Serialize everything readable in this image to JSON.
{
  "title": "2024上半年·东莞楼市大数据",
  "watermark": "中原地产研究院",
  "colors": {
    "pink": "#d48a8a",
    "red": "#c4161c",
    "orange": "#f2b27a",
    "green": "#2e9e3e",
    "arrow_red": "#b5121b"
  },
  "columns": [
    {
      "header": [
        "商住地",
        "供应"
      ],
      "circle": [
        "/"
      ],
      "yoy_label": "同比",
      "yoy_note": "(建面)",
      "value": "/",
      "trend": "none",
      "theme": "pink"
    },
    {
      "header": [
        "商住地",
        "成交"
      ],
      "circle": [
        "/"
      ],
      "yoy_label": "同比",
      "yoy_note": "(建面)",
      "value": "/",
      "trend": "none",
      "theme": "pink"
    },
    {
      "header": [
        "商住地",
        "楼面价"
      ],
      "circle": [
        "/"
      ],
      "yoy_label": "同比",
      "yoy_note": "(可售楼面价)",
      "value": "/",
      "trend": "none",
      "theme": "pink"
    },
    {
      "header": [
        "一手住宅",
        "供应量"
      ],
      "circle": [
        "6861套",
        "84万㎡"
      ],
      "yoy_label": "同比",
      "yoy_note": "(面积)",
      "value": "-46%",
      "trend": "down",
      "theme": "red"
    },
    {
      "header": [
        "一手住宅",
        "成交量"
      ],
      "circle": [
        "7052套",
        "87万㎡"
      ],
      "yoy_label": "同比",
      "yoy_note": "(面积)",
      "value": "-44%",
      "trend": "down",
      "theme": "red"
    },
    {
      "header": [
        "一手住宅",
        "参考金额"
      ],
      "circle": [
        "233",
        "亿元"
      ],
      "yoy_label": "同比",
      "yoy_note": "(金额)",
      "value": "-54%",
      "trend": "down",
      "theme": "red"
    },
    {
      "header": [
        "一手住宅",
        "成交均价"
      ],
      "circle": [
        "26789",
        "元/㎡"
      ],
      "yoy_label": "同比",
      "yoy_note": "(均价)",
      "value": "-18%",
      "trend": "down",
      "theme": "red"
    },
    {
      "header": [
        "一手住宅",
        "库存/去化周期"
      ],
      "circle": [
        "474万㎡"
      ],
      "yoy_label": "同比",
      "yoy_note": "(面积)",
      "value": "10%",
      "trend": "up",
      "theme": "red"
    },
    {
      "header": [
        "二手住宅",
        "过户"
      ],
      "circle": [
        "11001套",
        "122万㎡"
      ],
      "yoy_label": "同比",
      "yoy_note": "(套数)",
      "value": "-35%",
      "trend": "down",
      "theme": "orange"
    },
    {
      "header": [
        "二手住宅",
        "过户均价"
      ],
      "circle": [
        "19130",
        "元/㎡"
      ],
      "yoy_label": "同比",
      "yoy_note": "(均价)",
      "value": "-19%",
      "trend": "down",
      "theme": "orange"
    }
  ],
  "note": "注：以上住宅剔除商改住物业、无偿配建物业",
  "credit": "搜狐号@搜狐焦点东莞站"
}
────────────────
» **Goal of the exercise**: Your task is to output the full set of records exactly as presented.

» **Complete answer**:
Serialize everything readable in this image to JSON.
{
  "title": "2024上半年·东莞楼市大数据",
  "watermark": "中原地产研究院",
  "colors": {
    "pink": "#d48a8a",
    "red": "#c4161c",
    "orange": "#f2b27a",
    "green": "#2e9e3e",
    "arrow_red": "#b5121b"
  },
  "columns": [
    {
      "header": [
        "商住地",
        "供应"
      ],
      "circle": [
        "/"
      ],
      "yoy_label": "同比",
      "yoy_note": "(建面)",
      "value": "/",
      "trend": "none",
      "theme": "pink"
    },
    {
      "header": [
        "商住地",
        "成交"
      ],
      "circle": [
        "/"
      ],
      "yoy_label": "同比",
      "yoy_note": "(建面)",
      "value": "/",
      "trend": "none",
      "theme": "pink"
    },
    {
      "header": [
        "商住地",
        "楼面价"
      ],
      "circle": [
        "/"
      ],
      "yoy_label": "同比",
      "yoy_note": "(可售楼面价)",
      "value": "/",
      "trend": "none",
      "theme": "pink"
    },
    {
      "header": [
        "一手住宅",
        "供应量"
      ],
      "circle": [
        "6861套",
        "84万㎡"
      ],
      "yoy_label": "同比",
      "yoy_note": "(面积)",
      "value": "-46%",
      "trend": "down",
      "theme": "red"
    },
    {
      "header": [
        "一手住宅",
        "成交量"
      ],
      "circle": [
        "7052套",
        "87万㎡"
      ],
      "yoy_label": "同比",
      "yoy_note": "(面积)",
      "value": "-44%",
      "trend": "down",
      "theme": "red"
    },
    {
      "header": [
        "一手住宅",
        "参考金额"
      ],
      "circle": [
        "233",
        "亿元"
      ],
      "yoy_label": "同比",
      "yoy_note": "(金额)",
      "value": "-54%",
      "trend": "down",
      "theme": "red"
    },
    {
      "header": [
        "一手住宅",
        "成交均价"
      ],
      "circle": [
        "26789",
        "元/㎡"
      ],
      "yoy_label": "同比",
      "yoy_note": "(均价)",
      "value": "-18%",
      "trend": "down",
      "theme": "red"
    },
    {
      "header": [
        "一手住宅",
        "库存/去化周期"
      ],
      "circle": [
        "474万㎡"
      ],
      "yoy_label": "同比",
      "yoy_note": "(面积)",
      "value": "10%",
      "trend": "up",
      "theme": "red"
    },
    {
      "header": [
        "二手住宅",
        "过户"
      ],
      "circle": [
        "11001套",
        "122万㎡"
      ],
      "yoy_label": "同比",
      "yoy_note": "(套数)",
      "value": "-35%",
      "trend": "down",
      "theme": "orange"
    },
    {
      "header": [
        "二手住宅",
        "过户均价"
      ],
      "circle": [
        "19130",
        "元/㎡"
      ],
      "yoy_label": "同比",
      "yoy_note": "(均价)",
      "value": "-19%",
      "trend": "down",
      "theme": "orange"
    }
  ],
  "note": "注：以上住宅剔除商改住物业、无偿配建物业",
  "credit": "搜狐号@搜狐焦点东莞站"
}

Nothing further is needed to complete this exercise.